%%
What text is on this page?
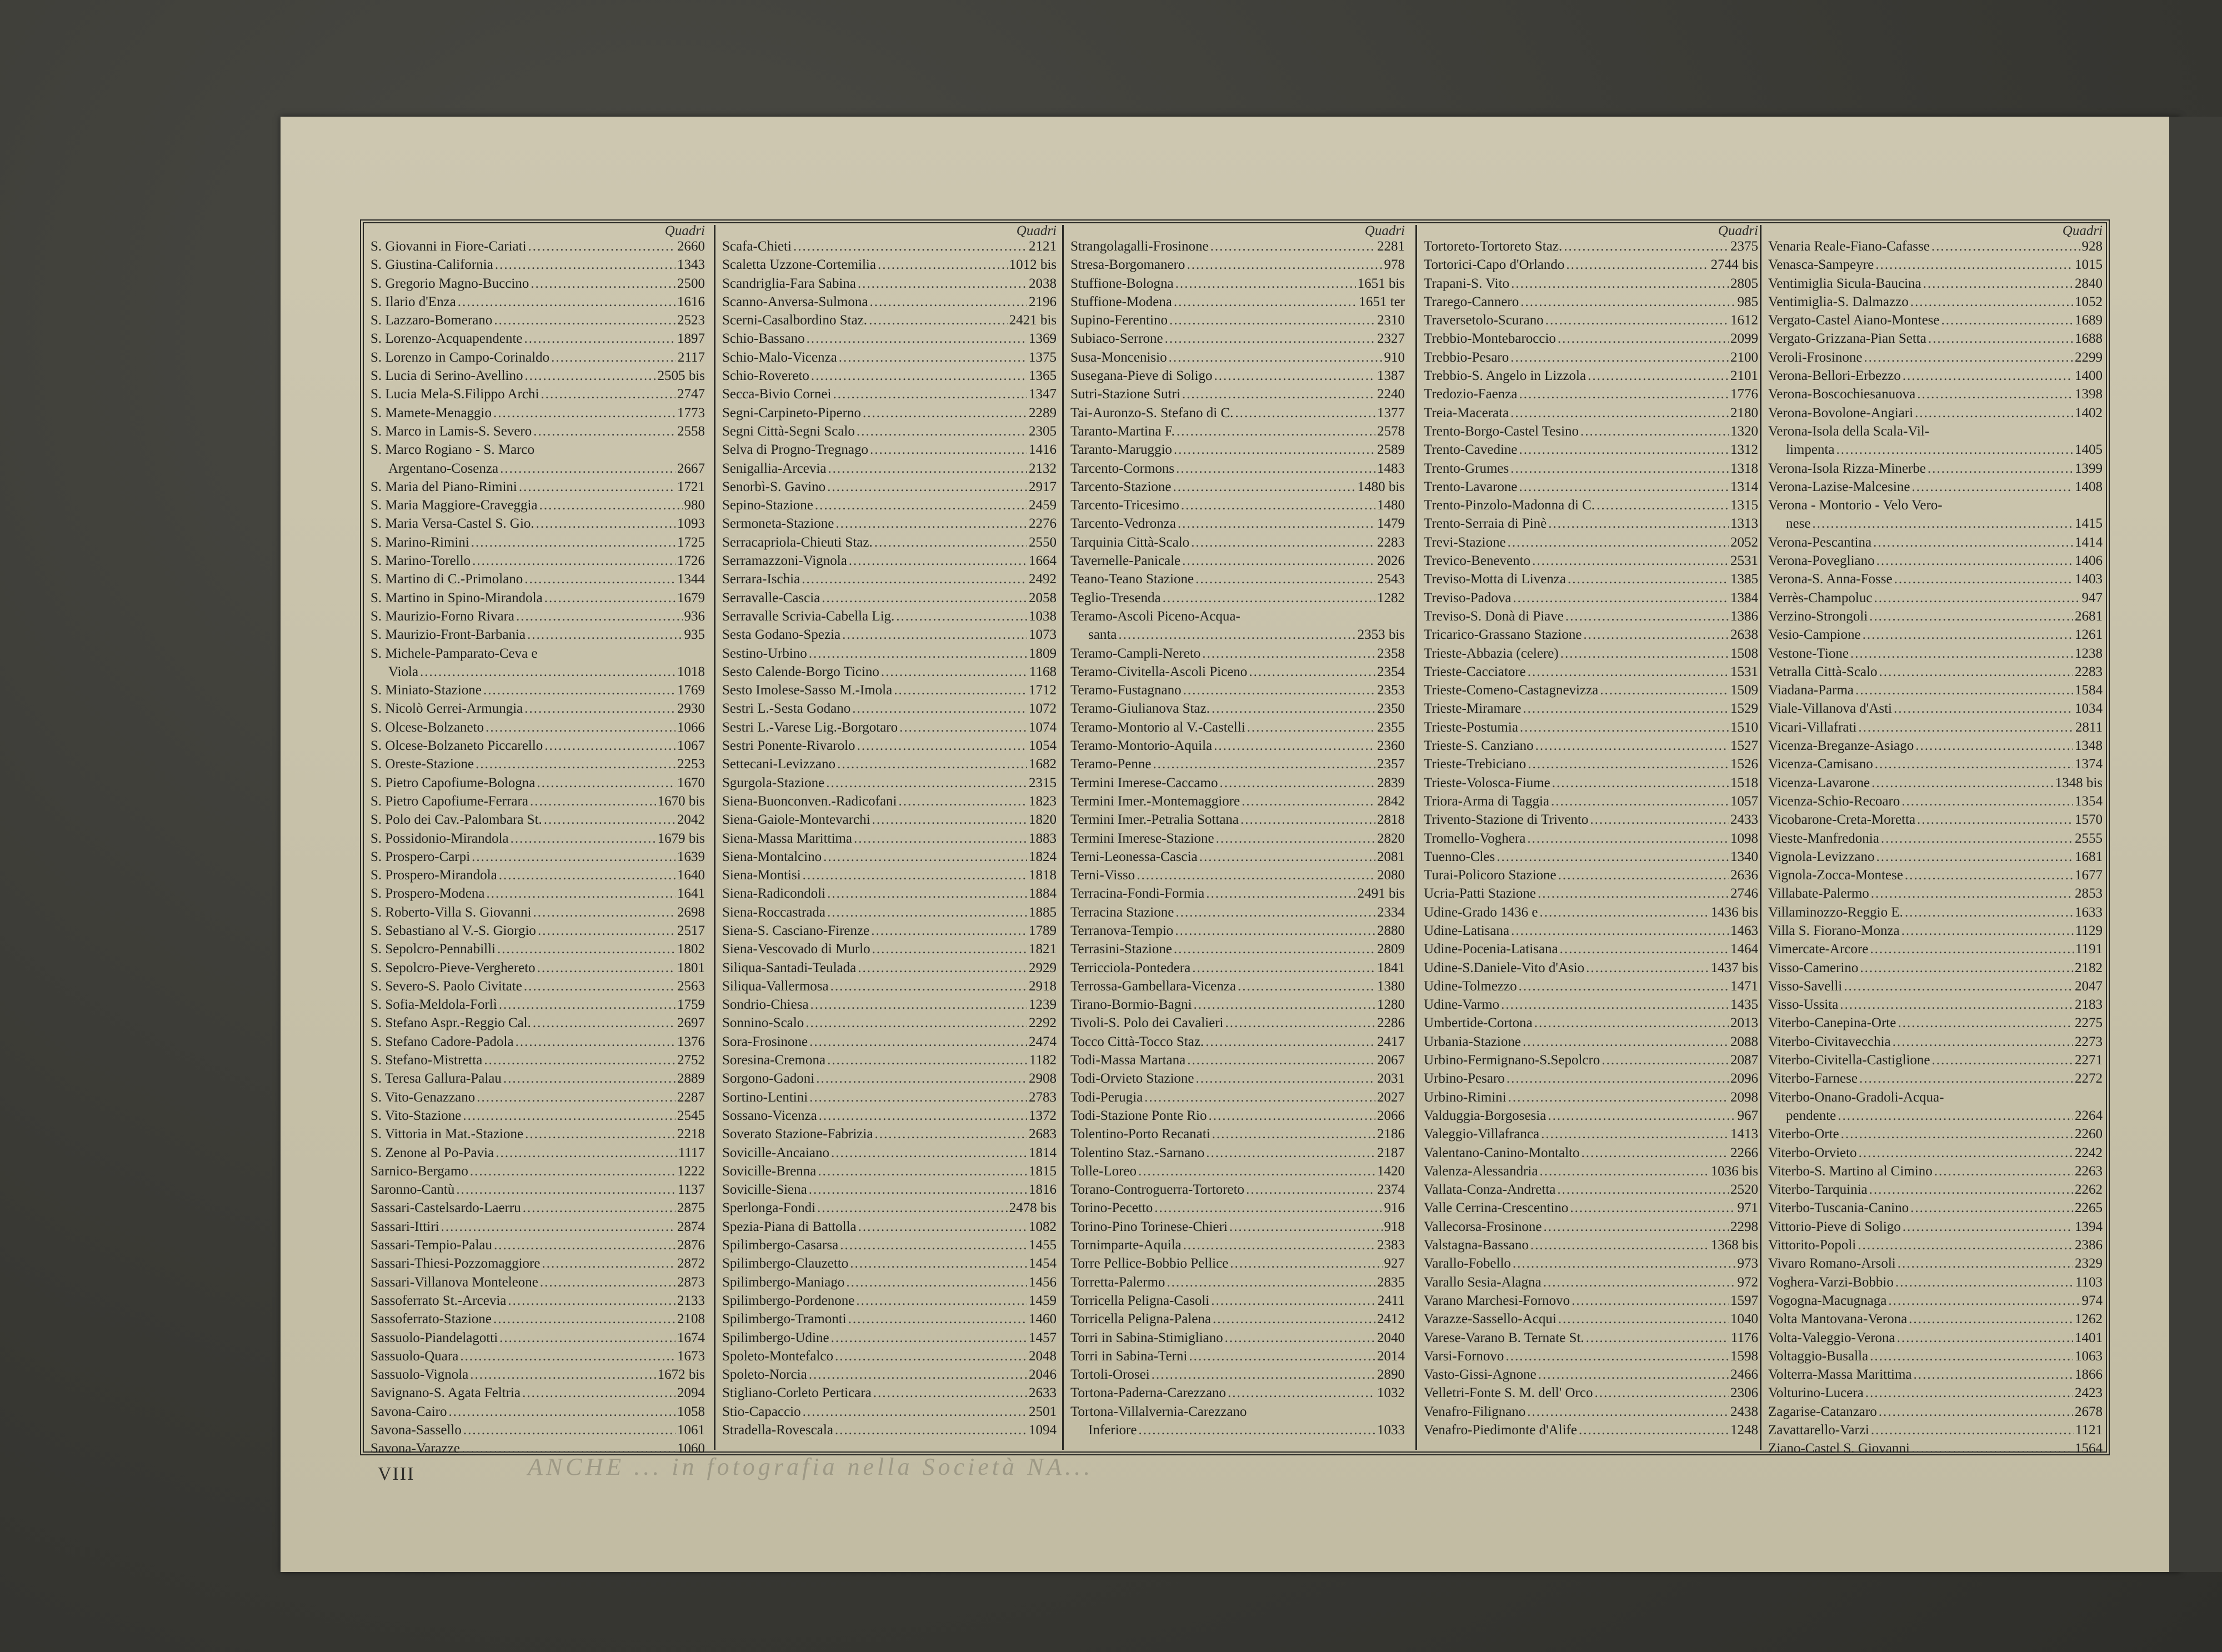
ANCHE ... in fotografia nella Società NA...
Quadri
S. Giovanni in Fiore-Cariati .....	2660
S. Giustina-California .....	1343
S. Gregorio Magno-Buccino .....	2500
S. Ilario d'Enza .....	1616
S. Lazzaro-Bomerano .....	2523
S. Lorenzo-Acquapendente .....	1897
S. Lorenzo in Campo-Corinaldo .....	2117
S. Lucia di Serino-Avellino .....	2505 bis
S. Lucia Mela-S.Filippo Archi .....	2747
S. Mamete-Menaggio .....	1773
S. Marco in Lamis-S. Severo .....	2558
S. Marco Rogiano - S. Marco
Argentano-Cosenza .....	2667
S. Maria del Piano-Rimini .....	1721
S. Maria Maggiore-Craveggia .....	980
S. Maria Versa-Castel S. Gio. .....	1093
S. Marino-Rimini .....	1725
S. Marino-Torello .....	1726
S. Martino di C.-Primolano .....	1344
S. Martino in Spino-Mirandola .....	1679
S. Maurizio-Forno Rivara .....	936
S. Maurizio-Front-Barbania .....	935
S. Michele-Pamparato-Ceva e
Viola .....	1018
S. Miniato-Stazione .....	1769
S. Nicolò Gerrei-Armungia .....	2930
S. Olcese-Bolzaneto .....	1066
S. Olcese-Bolzaneto Piccarello .....	1067
S. Oreste-Stazione .....	2253
S. Pietro Capofiume-Bologna .....	1670
S. Pietro Capofiume-Ferrara .....	1670 bis
S. Polo dei Cav.-Palombara St. .....	2042
S. Possidonio-Mirandola .....	1679 bis
S. Prospero-Carpi .....	1639
S. Prospero-Mirandola .....	1640
S. Prospero-Modena .....	1641
S. Roberto-Villa S. Giovanni .....	2698
S. Sebastiano al V.-S. Giorgio .....	2517
S. Sepolcro-Pennabilli .....	1802
S. Sepolcro-Pieve-Verghereto .....	1801
S. Severo-S. Paolo Civitate .....	2563
S. Sofia-Meldola-Forlì .....	1759
S. Stefano Aspr.-Reggio Cal. .....	2697
S. Stefano Cadore-Padola .....	1376
S. Stefano-Mistretta .....	2752
S. Teresa Gallura-Palau .....	2889
S. Vito-Genazzano .....	2287
S. Vito-Stazione .....	2545
S. Vittoria in Mat.-Stazione .....	2218
S. Zenone al Po-Pavia .....	1117
Sarnico-Bergamo .....	1222
Saronno-Cantù .....	1137
Sassari-Castelsardo-Laerru .....	2875
Sassari-Ittiri .....	2874
Sassari-Tempio-Palau .....	2876
Sassari-Thiesi-Pozzomaggiore .....	2872
Sassari-Villanova Monteleone .....	2873
Sassoferrato St.-Arcevia .....	2133
Sassoferrato-Stazione .....	2108
Sassuolo-Piandelagotti .....	1674
Sassuolo-Quara .....	1673
Sassuolo-Vignola .....	1672 bis
Savignano-S. Agata Feltria .....	2094
Savona-Cairo .....	1058
Savona-Sassello .....	1061
Savona-Varazze .....	1060
Quadri
Scafa-Chieti .....	2121
Scaletta Uzzone-Cortemilia .....	1012 bis
Scandriglia-Fara Sabina .....	2038
Scanno-Anversa-Sulmona .....	2196
Scerni-Casalbordino Staz. .....	2421 bis
Schio-Bassano .....	1369
Schio-Malo-Vicenza .....	1375
Schio-Rovereto .....	1365
Secca-Bivio Cornei .....	1347
Segni-Carpineto-Piperno .....	2289
Segni Città-Segni Scalo .....	2305
Selva di Progno-Tregnago .....	1416
Senigallia-Arcevia .....	2132
Senorbì-S. Gavino .....	2917
Sepino-Stazione .....	2459
Sermoneta-Stazione .....	2276
Serracapriola-Chieuti Staz. .....	2550
Serramazzoni-Vignola .....	1664
Serrara-Ischia .....	2492
Serravalle-Cascia .....	2058
Serravalle Scrivia-Cabella Lig. .....	1038
Sesta Godano-Spezia .....	1073
Sestino-Urbino .....	1809
Sesto Calende-Borgo Ticino .....	1168
Sesto Imolese-Sasso M.-Imola .....	1712
Sestri L.-Sesta Godano .....	1072
Sestri L.-Varese Lig.-Borgotaro .....	1074
Sestri Ponente-Rivarolo .....	1054
Settecani-Levizzano .....	1682
Sgurgola-Stazione .....	2315
Siena-Buonconven.-Radicofani .....	1823
Siena-Gaiole-Montevarchi .....	1820
Siena-Massa Marittima .....	1883
Siena-Montalcino .....	1824
Siena-Montisi .....	1818
Siena-Radicondoli .....	1884
Siena-Roccastrada .....	1885
Siena-S. Casciano-Firenze .....	1789
Siena-Vescovado di Murlo .....	1821
Siliqua-Santadi-Teulada .....	2929
Siliqua-Vallermosa .....	2918
Sondrio-Chiesa .....	1239
Sonnino-Scalo .....	2292
Sora-Frosinone .....	2474
Soresina-Cremona .....	1182
Sorgono-Gadoni .....	2908
Sortino-Lentini .....	2783
Sossano-Vicenza .....	1372
Soverato Stazione-Fabrizia .....	2683
Sovicille-Ancaiano .....	1814
Sovicille-Brenna .....	1815
Sovicille-Siena .....	1816
Sperlonga-Fondi .....	2478 bis
Spezia-Piana di Battolla .....	1082
Spilimbergo-Casarsa .....	1455
Spilimbergo-Clauzetto .....	1454
Spilimbergo-Maniago .....	1456
Spilimbergo-Pordenone .....	1459
Spilimbergo-Tramonti .....	1460
Spilimbergo-Udine .....	1457
Spoleto-Montefalco .....	2048
Spoleto-Norcia .....	2046
Stigliano-Corleto Perticara .....	2633
Stio-Capaccio .....	2501
Stradella-Rovescala .....	1094
Quadri
Strangolagalli-Frosinone .....	2281
Stresa-Borgomanero .....	978
Stuffione-Bologna .....	1651 bis
Stuffione-Modena .....	1651 ter
Supino-Ferentino .....	2310
Subiaco-Serrone .....	2327
Susa-Moncenisio .....	910
Susegana-Pieve di Soligo .....	1387
Sutri-Stazione Sutri .....	2240
Tai-Auronzo-S. Stefano di C. .....	1377
Taranto-Martina F. .....	2578
Taranto-Maruggio .....	2589
Tarcento-Cormons .....	1483
Tarcento-Stazione .....	1480 bis
Tarcento-Tricesimo .....	1480
Tarcento-Vedronza .....	1479
Tarquinia Città-Scalo .....	2283
Tavernelle-Panicale .....	2026
Teano-Teano Stazione .....	2543
Teglio-Tresenda .....	1282
Teramo-Ascoli Piceno-Acqua-
santa .....	2353 bis
Teramo-Campli-Nereto .....	2358
Teramo-Civitella-Ascoli Piceno .....	2354
Teramo-Fustagnano .....	2353
Teramo-Giulianova Staz. .....	2350
Teramo-Montorio al V.-Castelli .....	2355
Teramo-Montorio-Aquila .....	2360
Teramo-Penne .....	2357
Termini Imerese-Caccamo .....	2839
Termini Imer.-Montemaggiore .....	2842
Termini Imer.-Petralia Sottana .....	2818
Termini Imerese-Stazione .....	2820
Terni-Leonessa-Cascia .....	2081
Terni-Visso .....	2080
Terracina-Fondi-Formia .....	2491 bis
Terracina Stazione .....	2334
Terranova-Tempio .....	2880
Terrasini-Stazione .....	2809
Terricciola-Pontedera .....	1841
Terrossa-Gambellara-Vicenza .....	1380
Tirano-Bormio-Bagni .....	1280
Tivoli-S. Polo dei Cavalieri .....	2286
Tocco Città-Tocco Staz. .....	2417
Todi-Massa Martana .....	2067
Todi-Orvieto Stazione .....	2031
Todi-Perugia .....	2027
Todi-Stazione Ponte Rio .....	2066
Tolentino-Porto Recanati .....	2186
Tolentino Staz.-Sarnano .....	2187
Tolle-Loreo .....	1420
Torano-Controguerra-Tortoreto .....	2374
Torino-Pecetto .....	916
Torino-Pino Torinese-Chieri .....	918
Tornimparte-Aquila .....	2383
Torre Pellice-Bobbio Pellice .....	927
Torretta-Palermo .....	2835
Torricella Peligna-Casoli .....	2411
Torricella Peligna-Palena .....	2412
Torri in Sabina-Stimigliano .....	2040
Torri in Sabina-Terni .....	2014
Tortoli-Orosei .....	2890
Tortona-Paderna-Carezzano .....	1032
Tortona-Villalvernia-Carezzano
Inferiore .....	1033
Quadri
Tortoreto-Tortoreto Staz. .....	2375
Tortorici-Capo d'Orlando .....	2744 bis
Trapani-S. Vito .....	2805
Trarego-Cannero .....	985
Traversetolo-Scurano .....	1612
Trebbio-Montebaroccio .....	2099
Trebbio-Pesaro .....	2100
Trebbio-S. Angelo in Lizzola .....	2101
Tredozio-Faenza .....	1776
Treia-Macerata .....	2180
Trento-Borgo-Castel Tesino .....	1320
Trento-Cavedine .....	1312
Trento-Grumes .....	1318
Trento-Lavarone .....	1314
Trento-Pinzolo-Madonna di C. .....	1315
Trento-Serraia di Pinè .....	1313
Trevi-Stazione .....	2052
Trevico-Benevento .....	2531
Treviso-Motta di Livenza .....	1385
Treviso-Padova .....	1384
Treviso-S. Donà di Piave .....	1386
Tricarico-Grassano Stazione .....	2638
Trieste-Abbazia (celere) .....	1508
Trieste-Cacciatore .....	1531
Trieste-Comeno-Castagnevizza .....	1509
Trieste-Miramare .....	1529
Trieste-Postumia .....	1510
Trieste-S. Canziano .....	1527
Trieste-Trebiciano .....	1526
Trieste-Volosca-Fiume .....	1518
Triora-Arma di Taggia .....	1057
Trivento-Stazione di Trivento .....	2433
Tromello-Voghera .....	1098
Tuenno-Cles .....	1340
Turai-Policoro Stazione .....	2636
Ucria-Patti Stazione .....	2746
Udine-Grado 1436 e .....	1436 bis
Udine-Latisana .....	1463
Udine-Pocenia-Latisana .....	1464
Udine-S.Daniele-Vito d'Asio .....	1437 bis
Udine-Tolmezzo .....	1471
Udine-Varmo .....	1435
Umbertide-Cortona .....	2013
Urbania-Stazione .....	2088
Urbino-Fermignano-S.Sepolcro .....	2087
Urbino-Pesaro .....	2096
Urbino-Rimini .....	2098
Valduggia-Borgosesia .....	967
Valeggio-Villafranca .....	1413
Valentano-Canino-Montalto .....	2266
Valenza-Alessandria .....	1036 bis
Vallata-Conza-Andretta .....	2520
Valle Cerrina-Crescentino .....	971
Vallecorsa-Frosinone .....	2298
Valstagna-Bassano .....	1368 bis
Varallo-Fobello .....	973
Varallo Sesia-Alagna .....	972
Varano Marchesi-Fornovo .....	1597
Varazze-Sassello-Acqui .....	1040
Varese-Varano B. Ternate St. .....	1176
Varsi-Fornovo .....	1598
Vasto-Gissi-Agnone .....	2466
Velletri-Fonte S. M. dell' Orco .....	2306
Venafro-Filignano .....	2438
Venafro-Piedimonte d'Alife .....	1248
Quadri
Venaria Reale-Fiano-Cafasse .....	928
Venasca-Sampeyre .....	1015
Ventimiglia Sicula-Baucina .....	2840
Ventimiglia-S. Dalmazzo .....	1052
Vergato-Castel Aiano-Montese .....	1689
Vergato-Grizzana-Pian Setta .....	1688
Veroli-Frosinone .....	2299
Verona-Bellori-Erbezzo .....	1400
Verona-Boscochiesanuova .....	1398
Verona-Bovolone-Angiari .....	1402
Verona-Isola della Scala-Vil-
limpenta .....	1405
Verona-Isola Rizza-Minerbe .....	1399
Verona-Lazise-Malcesine .....	1408
Verona - Montorio - Velo Vero-
nese .....	1415
Verona-Pescantina .....	1414
Verona-Povegliano .....	1406
Verona-S. Anna-Fosse .....	1403
Verrès-Champoluc .....	947
Verzino-Strongoli .....	2681
Vesio-Campione .....	1261
Vestone-Tione .....	1238
Vetralla Città-Scalo .....	2283
Viadana-Parma .....	1584
Viale-Villanova d'Asti .....	1034
Vicari-Villafrati .....	2811
Vicenza-Breganze-Asiago .....	1348
Vicenza-Camisano .....	1374
Vicenza-Lavarone .....	1348 bis
Vicenza-Schio-Recoaro .....	1354
Vicobarone-Creta-Moretta .....	1570
Vieste-Manfredonia .....	2555
Vignola-Levizzano .....	1681
Vignola-Zocca-Montese .....	1677
Villabate-Palermo .....	2853
Villaminozzo-Reggio E. .....	1633
Villa S. Fiorano-Monza .....	1129
Vimercate-Arcore .....	1191
Visso-Camerino .....	2182
Visso-Savelli .....	2047
Visso-Ussita .....	2183
Viterbo-Canepina-Orte .....	2275
Viterbo-Civitavecchia .....	2273
Viterbo-Civitella-Castiglione .....	2271
Viterbo-Farnese .....	2272
Viterbo-Onano-Gradoli-Acqua-
pendente .....	2264
Viterbo-Orte .....	2260
Viterbo-Orvieto .....	2242
Viterbo-S. Martino al Cimino .....	2263
Viterbo-Tarquinia .....	2262
Viterbo-Tuscania-Canino .....	2265
Vittorio-Pieve di Soligo .....	1394
Vittorito-Popoli .....	2386
Vivaro Romano-Arsoli .....	2329
Voghera-Varzi-Bobbio .....	1103
Vogogna-Macugnaga .....	974
Volta Mantovana-Verona .....	1262
Volta-Valeggio-Verona .....	1401
Voltaggio-Busalla .....	1063
Volterra-Massa Marittima .....	1866
Volturino-Lucera .....	2423
Zagarise-Catanzaro .....	2678
Zavattarello-Varzi .....	1121
Ziano-Castel S. Giovanni .....	1564
VIII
%%
Wherever the string "Varzi" appears in the entries above, list that line.

Voghera-Varzi-Bobbio .....	1103
Zavattarello-Varzi .....	1121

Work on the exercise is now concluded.